Items from a dataset

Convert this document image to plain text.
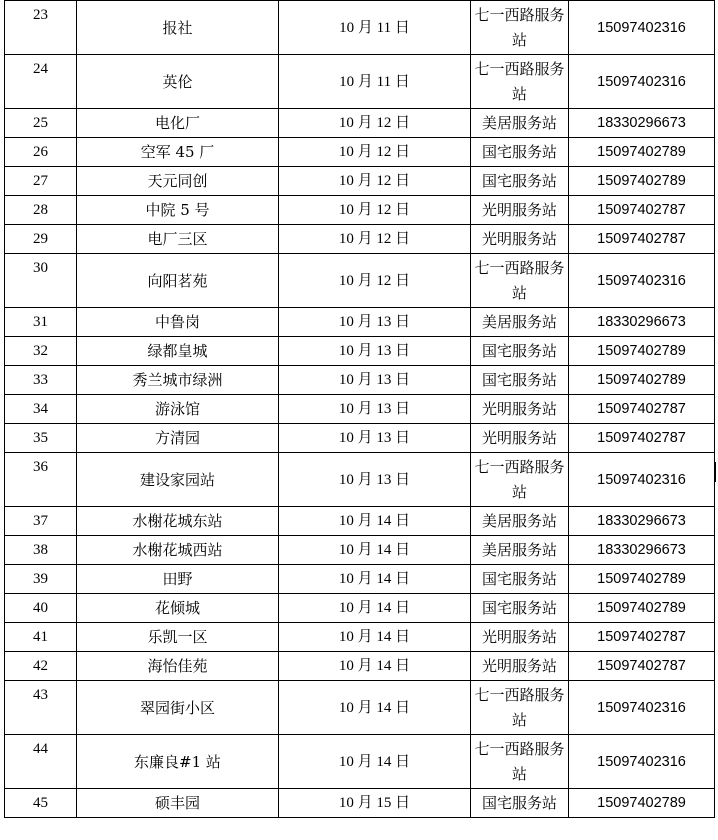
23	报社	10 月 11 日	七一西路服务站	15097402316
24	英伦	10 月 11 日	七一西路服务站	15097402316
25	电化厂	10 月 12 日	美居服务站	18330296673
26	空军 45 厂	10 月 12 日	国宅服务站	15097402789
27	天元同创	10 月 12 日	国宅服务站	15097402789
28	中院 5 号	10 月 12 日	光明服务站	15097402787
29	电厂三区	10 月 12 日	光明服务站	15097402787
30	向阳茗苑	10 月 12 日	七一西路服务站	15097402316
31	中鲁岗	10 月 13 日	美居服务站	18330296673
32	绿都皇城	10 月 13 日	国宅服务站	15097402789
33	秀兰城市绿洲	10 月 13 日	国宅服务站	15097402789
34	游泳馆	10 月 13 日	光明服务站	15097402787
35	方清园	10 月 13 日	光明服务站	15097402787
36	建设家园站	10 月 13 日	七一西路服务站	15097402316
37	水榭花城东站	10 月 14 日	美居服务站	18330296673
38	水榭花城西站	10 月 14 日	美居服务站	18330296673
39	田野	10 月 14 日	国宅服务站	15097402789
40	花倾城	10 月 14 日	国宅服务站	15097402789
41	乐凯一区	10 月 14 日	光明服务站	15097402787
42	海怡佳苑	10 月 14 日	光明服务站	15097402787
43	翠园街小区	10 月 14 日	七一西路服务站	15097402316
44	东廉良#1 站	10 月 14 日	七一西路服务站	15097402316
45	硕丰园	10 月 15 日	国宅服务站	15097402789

# [WHAT TO DO]
Pictures in the records above are left out; print everything else exactly as written.

# [TASK OUTPUT]
Convert this document image to plain text.
23	报社	10 月 11 日	七一西路服务站	15097402316
24	英伦	10 月 11 日	七一西路服务站	15097402316
25	电化厂	10 月 12 日	美居服务站	18330296673
26	空军 45 厂	10 月 12 日	国宅服务站	15097402789
27	天元同创	10 月 12 日	国宅服务站	15097402789
28	中院 5 号	10 月 12 日	光明服务站	15097402787
29	电厂三区	10 月 12 日	光明服务站	15097402787
30	向阳茗苑	10 月 12 日	七一西路服务站	15097402316
31	中鲁岗	10 月 13 日	美居服务站	18330296673
32	绿都皇城	10 月 13 日	国宅服务站	15097402789
33	秀兰城市绿洲	10 月 13 日	国宅服务站	15097402789
34	游泳馆	10 月 13 日	光明服务站	15097402787
35	方清园	10 月 13 日	光明服务站	15097402787
36	建设家园站	10 月 13 日	七一西路服务站	15097402316
37	水榭花城东站	10 月 14 日	美居服务站	18330296673
38	水榭花城西站	10 月 14 日	美居服务站	18330296673
39	田野	10 月 14 日	国宅服务站	15097402789
40	花倾城	10 月 14 日	国宅服务站	15097402789
41	乐凯一区	10 月 14 日	光明服务站	15097402787
42	海怡佳苑	10 月 14 日	光明服务站	15097402787
43	翠园街小区	10 月 14 日	七一西路服务站	15097402316
44	东廉良#1 站	10 月 14 日	七一西路服务站	15097402316
45	硕丰园	10 月 15 日	国宅服务站	15097402789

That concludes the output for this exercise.